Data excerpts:

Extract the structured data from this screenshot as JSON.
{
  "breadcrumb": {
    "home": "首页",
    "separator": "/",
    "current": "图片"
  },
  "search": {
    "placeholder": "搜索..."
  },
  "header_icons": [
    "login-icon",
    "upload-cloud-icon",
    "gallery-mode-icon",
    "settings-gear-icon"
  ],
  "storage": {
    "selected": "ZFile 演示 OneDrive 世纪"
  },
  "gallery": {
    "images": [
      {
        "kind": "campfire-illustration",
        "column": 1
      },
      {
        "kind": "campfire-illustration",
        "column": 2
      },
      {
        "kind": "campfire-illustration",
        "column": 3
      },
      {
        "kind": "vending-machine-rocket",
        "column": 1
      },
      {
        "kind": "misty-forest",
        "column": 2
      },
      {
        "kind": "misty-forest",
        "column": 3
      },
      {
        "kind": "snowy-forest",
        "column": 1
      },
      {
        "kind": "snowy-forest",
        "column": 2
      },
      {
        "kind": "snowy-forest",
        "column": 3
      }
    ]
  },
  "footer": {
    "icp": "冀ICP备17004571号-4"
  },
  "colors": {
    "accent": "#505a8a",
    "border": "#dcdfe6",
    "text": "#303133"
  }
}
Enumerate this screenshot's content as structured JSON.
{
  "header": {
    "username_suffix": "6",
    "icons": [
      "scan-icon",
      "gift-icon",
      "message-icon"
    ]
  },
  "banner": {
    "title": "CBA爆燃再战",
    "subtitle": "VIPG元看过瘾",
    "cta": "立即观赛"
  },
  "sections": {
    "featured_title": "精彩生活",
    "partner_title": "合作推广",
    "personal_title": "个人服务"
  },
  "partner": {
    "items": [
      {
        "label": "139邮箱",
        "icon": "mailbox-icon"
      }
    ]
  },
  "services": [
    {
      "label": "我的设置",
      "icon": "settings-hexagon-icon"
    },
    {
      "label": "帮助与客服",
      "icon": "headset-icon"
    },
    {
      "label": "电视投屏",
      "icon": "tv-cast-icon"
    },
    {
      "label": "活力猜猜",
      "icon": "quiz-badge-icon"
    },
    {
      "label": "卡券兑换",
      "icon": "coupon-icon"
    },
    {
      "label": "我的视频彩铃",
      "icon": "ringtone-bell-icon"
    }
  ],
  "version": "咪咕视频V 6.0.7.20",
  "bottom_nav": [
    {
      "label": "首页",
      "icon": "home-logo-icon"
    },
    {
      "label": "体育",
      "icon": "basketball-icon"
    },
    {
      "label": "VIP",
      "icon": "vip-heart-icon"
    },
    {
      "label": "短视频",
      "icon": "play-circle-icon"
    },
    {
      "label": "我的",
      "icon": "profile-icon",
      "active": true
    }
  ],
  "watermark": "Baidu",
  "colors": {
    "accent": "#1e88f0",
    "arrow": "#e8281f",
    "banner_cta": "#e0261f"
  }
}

* [Required task]: Repeat the records above exactly, leaving none out.

* [Written response]:
Extract the structured data from this screenshot as JSON.
{
  "breadcrumb": {
    "home": "首页",
    "separator": "/",
    "current": "图片"
  },
  "search": {
    "placeholder": "搜索..."
  },
  "header_icons": [
    "login-icon",
    "upload-cloud-icon",
    "gallery-mode-icon",
    "settings-gear-icon"
  ],
  "storage": {
    "selected": "ZFile 演示 OneDrive 世纪"
  },
  "gallery": {
    "images": [
      {
        "kind": "campfire-illustration",
        "column": 1
      },
      {
        "kind": "campfire-illustration",
        "column": 2
      },
      {
        "kind": "campfire-illustration",
        "column": 3
      },
      {
        "kind": "vending-machine-rocket",
        "column": 1
      },
      {
        "kind": "misty-forest",
        "column": 2
      },
      {
        "kind": "misty-forest",
        "column": 3
      },
      {
        "kind": "snowy-forest",
        "column": 1
      },
      {
        "kind": "snowy-forest",
        "column": 2
      },
      {
        "kind": "snowy-forest",
        "column": 3
      }
    ]
  },
  "footer": {
    "icp": "冀ICP备17004571号-4"
  },
  "colors": {
    "accent": "#505a8a",
    "border": "#dcdfe6",
    "text": "#303133"
  }
}
Enumerate this screenshot's content as structured JSON.
{
  "header": {
    "username_suffix": "6",
    "icons": [
      "scan-icon",
      "gift-icon",
      "message-icon"
    ]
  },
  "banner": {
    "title": "CBA爆燃再战",
    "subtitle": "VIPG元看过瘾",
    "cta": "立即观赛"
  },
  "sections": {
    "featured_title": "精彩生活",
    "partner_title": "合作推广",
    "personal_title": "个人服务"
  },
  "partner": {
    "items": [
      {
        "label": "139邮箱",
        "icon": "mailbox-icon"
      }
    ]
  },
  "services": [
    {
      "label": "我的设置",
      "icon": "settings-hexagon-icon"
    },
    {
      "label": "帮助与客服",
      "icon": "headset-icon"
    },
    {
      "label": "电视投屏",
      "icon": "tv-cast-icon"
    },
    {
      "label": "活力猜猜",
      "icon": "quiz-badge-icon"
    },
    {
      "label": "卡券兑换",
      "icon": "coupon-icon"
    },
    {
      "label": "我的视频彩铃",
      "icon": "ringtone-bell-icon"
    }
  ],
  "version": "咪咕视频V 6.0.7.20",
  "bottom_nav": [
    {
      "label": "首页",
      "icon": "home-logo-icon"
    },
    {
      "label": "体育",
      "icon": "basketball-icon"
    },
    {
      "label": "VIP",
      "icon": "vip-heart-icon"
    },
    {
      "label": "短视频",
      "icon": "play-circle-icon"
    },
    {
      "label": "我的",
      "icon": "profile-icon",
      "active": true
    }
  ],
  "watermark": "Baidu",
  "colors": {
    "accent": "#1e88f0",
    "arrow": "#e8281f",
    "banner_cta": "#e0261f"
  }
}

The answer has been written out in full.